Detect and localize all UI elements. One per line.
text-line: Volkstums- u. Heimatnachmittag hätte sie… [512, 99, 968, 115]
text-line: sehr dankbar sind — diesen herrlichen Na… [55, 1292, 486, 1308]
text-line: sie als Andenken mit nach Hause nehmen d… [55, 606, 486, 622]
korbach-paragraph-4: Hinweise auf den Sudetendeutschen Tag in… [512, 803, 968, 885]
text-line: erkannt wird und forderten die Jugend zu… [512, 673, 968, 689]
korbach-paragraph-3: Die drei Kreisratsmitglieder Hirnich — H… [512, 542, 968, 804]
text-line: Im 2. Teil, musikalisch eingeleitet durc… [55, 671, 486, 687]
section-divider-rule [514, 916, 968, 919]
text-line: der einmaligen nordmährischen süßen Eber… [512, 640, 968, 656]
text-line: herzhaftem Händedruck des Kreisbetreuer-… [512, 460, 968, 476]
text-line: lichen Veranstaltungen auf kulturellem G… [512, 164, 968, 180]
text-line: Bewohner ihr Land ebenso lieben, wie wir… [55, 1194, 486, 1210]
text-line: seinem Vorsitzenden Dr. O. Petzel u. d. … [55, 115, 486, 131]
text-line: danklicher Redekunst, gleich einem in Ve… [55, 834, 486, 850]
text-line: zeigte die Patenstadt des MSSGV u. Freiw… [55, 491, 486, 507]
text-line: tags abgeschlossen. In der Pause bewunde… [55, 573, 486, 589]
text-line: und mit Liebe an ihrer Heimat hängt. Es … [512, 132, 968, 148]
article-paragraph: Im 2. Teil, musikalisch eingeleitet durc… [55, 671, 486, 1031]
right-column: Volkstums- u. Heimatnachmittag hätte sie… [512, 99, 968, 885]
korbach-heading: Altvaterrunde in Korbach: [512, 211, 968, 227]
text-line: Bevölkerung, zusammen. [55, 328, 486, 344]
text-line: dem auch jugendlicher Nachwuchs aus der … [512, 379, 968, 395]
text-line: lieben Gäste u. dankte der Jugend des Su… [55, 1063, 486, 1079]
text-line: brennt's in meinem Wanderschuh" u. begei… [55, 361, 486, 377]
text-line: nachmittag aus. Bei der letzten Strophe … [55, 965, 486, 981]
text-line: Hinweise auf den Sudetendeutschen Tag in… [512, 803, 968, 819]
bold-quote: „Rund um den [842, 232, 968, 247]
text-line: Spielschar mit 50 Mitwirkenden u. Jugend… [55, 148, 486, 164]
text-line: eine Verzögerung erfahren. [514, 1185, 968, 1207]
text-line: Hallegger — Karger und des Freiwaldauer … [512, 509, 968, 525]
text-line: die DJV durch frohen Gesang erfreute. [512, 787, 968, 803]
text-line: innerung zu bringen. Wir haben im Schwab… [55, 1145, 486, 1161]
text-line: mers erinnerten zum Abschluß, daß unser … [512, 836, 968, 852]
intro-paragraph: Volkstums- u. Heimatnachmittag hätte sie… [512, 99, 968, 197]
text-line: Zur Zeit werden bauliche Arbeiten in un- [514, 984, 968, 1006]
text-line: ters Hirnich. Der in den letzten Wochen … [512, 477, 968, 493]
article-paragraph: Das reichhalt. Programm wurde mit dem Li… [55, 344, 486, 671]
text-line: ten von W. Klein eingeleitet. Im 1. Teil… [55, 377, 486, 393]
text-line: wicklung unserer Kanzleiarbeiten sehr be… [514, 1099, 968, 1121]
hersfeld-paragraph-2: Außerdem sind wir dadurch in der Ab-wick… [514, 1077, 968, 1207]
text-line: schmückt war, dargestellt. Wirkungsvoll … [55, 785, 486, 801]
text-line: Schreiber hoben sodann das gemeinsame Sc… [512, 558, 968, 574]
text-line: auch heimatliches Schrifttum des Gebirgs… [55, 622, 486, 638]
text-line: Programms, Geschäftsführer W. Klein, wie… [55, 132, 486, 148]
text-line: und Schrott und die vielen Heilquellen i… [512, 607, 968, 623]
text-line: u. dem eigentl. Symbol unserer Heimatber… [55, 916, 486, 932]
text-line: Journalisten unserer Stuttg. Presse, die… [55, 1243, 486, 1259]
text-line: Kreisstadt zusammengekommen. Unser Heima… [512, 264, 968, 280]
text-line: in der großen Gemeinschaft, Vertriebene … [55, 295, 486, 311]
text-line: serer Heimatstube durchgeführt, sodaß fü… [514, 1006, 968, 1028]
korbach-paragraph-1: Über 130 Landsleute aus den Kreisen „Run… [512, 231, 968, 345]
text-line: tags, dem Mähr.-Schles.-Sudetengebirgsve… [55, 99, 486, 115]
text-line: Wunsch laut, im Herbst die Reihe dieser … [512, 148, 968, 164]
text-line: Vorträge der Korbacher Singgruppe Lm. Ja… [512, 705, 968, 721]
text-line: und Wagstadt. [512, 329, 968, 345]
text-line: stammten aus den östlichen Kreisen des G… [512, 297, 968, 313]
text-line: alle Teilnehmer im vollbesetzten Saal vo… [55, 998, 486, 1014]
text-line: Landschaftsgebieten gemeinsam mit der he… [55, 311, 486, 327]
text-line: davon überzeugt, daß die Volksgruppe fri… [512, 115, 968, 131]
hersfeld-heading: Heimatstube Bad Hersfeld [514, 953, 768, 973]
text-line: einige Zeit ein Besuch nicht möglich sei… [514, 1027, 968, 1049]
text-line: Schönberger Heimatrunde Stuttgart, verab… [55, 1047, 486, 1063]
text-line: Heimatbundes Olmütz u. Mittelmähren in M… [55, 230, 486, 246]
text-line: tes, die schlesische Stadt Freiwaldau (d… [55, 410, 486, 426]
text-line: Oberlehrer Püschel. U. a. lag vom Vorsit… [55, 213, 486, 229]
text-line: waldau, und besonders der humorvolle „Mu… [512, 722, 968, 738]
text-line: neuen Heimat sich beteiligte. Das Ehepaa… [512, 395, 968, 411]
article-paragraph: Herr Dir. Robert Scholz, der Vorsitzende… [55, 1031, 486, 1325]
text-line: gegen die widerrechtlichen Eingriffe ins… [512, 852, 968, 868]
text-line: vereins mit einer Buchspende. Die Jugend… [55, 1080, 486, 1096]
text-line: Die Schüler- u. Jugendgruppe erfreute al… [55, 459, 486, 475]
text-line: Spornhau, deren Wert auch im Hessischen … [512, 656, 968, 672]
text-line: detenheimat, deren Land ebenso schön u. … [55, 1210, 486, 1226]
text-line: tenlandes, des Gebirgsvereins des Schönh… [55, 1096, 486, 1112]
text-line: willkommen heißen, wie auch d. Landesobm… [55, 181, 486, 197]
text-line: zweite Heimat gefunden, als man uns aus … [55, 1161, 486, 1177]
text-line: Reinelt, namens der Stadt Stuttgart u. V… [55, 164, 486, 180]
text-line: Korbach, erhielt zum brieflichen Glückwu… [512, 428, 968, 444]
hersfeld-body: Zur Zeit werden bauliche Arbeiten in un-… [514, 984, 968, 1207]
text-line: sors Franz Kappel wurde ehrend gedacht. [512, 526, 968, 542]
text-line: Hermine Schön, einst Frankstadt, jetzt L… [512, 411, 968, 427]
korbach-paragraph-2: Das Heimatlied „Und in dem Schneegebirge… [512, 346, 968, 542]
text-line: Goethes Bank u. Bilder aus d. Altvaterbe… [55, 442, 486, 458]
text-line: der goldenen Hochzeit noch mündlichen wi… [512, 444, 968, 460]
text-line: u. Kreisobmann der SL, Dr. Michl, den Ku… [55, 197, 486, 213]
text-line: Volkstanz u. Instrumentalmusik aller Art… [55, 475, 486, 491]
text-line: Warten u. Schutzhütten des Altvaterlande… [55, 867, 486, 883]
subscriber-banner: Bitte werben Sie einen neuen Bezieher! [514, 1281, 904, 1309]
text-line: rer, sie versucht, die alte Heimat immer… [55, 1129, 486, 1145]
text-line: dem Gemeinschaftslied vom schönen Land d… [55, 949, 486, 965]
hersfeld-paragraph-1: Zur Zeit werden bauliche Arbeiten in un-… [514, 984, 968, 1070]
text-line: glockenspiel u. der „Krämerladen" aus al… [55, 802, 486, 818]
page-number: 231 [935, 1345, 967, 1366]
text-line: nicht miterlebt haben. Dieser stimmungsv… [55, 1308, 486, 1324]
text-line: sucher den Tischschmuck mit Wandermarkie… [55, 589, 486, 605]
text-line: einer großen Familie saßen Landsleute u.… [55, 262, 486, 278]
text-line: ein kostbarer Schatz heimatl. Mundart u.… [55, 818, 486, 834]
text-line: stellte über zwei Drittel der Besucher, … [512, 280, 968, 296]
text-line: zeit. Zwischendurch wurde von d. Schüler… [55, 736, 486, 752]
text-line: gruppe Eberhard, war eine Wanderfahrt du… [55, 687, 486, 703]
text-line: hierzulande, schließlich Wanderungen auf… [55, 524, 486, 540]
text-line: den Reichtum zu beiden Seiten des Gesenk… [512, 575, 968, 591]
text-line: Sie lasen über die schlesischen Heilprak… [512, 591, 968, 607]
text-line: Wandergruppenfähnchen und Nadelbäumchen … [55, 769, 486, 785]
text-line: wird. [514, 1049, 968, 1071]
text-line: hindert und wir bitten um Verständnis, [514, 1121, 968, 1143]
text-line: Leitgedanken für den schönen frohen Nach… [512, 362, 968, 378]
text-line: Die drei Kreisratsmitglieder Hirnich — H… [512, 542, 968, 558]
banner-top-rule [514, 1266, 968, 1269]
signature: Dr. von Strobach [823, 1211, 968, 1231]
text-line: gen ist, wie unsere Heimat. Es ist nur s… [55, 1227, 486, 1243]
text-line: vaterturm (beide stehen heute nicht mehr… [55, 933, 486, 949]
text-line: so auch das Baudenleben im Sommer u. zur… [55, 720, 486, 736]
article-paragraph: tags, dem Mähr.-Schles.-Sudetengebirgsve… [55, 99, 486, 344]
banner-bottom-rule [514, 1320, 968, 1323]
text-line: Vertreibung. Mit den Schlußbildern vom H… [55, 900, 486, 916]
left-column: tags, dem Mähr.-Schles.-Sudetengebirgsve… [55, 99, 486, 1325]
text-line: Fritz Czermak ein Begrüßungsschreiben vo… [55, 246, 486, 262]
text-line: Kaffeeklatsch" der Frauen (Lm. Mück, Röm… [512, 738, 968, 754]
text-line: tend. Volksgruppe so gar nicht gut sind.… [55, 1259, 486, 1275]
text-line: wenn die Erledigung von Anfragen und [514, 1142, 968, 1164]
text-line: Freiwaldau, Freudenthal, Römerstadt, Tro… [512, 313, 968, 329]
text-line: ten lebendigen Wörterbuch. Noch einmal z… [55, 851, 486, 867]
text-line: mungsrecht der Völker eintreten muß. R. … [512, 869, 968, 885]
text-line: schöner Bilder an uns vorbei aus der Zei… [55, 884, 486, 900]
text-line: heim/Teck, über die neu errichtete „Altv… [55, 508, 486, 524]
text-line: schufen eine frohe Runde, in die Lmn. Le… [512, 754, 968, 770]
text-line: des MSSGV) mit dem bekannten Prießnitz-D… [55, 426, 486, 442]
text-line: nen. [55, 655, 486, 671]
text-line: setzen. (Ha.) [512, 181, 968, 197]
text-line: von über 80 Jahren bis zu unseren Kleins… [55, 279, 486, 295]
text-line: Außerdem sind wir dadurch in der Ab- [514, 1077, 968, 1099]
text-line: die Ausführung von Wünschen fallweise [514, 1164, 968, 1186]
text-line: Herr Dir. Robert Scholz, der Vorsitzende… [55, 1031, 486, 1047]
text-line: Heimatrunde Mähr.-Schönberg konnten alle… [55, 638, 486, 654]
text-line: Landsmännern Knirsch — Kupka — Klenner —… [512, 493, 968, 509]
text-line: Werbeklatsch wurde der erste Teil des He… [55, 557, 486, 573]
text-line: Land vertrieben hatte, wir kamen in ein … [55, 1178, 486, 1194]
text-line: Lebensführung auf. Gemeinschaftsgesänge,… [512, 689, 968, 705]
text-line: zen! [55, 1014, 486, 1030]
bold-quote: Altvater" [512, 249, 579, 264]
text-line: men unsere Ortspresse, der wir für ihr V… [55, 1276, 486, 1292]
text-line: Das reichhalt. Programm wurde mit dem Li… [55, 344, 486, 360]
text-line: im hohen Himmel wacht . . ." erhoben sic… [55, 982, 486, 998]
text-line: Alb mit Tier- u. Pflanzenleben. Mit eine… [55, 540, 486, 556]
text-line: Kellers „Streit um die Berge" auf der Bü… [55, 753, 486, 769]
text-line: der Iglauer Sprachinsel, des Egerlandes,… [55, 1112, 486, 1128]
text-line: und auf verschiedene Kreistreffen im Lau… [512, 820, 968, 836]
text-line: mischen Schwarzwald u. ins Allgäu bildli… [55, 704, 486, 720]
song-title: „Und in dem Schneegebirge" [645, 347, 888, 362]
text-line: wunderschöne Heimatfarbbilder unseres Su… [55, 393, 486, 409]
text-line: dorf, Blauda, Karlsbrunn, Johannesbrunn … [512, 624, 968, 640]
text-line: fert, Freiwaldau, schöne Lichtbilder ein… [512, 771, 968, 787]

=======

◆ Task: Copy out the rows word for word, starting at the first row and ending at the row that contains "korbach-paragraph-3: Die drei", with both of those rows included.

◆ Problem solution:
Detect and localize all UI elements. One per line.
text-line: Volkstums- u. Heimatnachmittag hätte sie… [512, 99, 968, 115]
text-line: sehr dankbar sind — diesen herrlichen Na… [55, 1292, 486, 1308]
text-line: sie als Andenken mit nach Hause nehmen d… [55, 606, 486, 622]
korbach-paragraph-4: Hinweise auf den Sudetendeutschen Tag in… [512, 803, 968, 885]
text-line: erkannt wird und forderten die Jugend zu… [512, 673, 968, 689]
korbach-paragraph-3: Die drei Kreisratsmitglieder Hirnich — H… [512, 542, 968, 804]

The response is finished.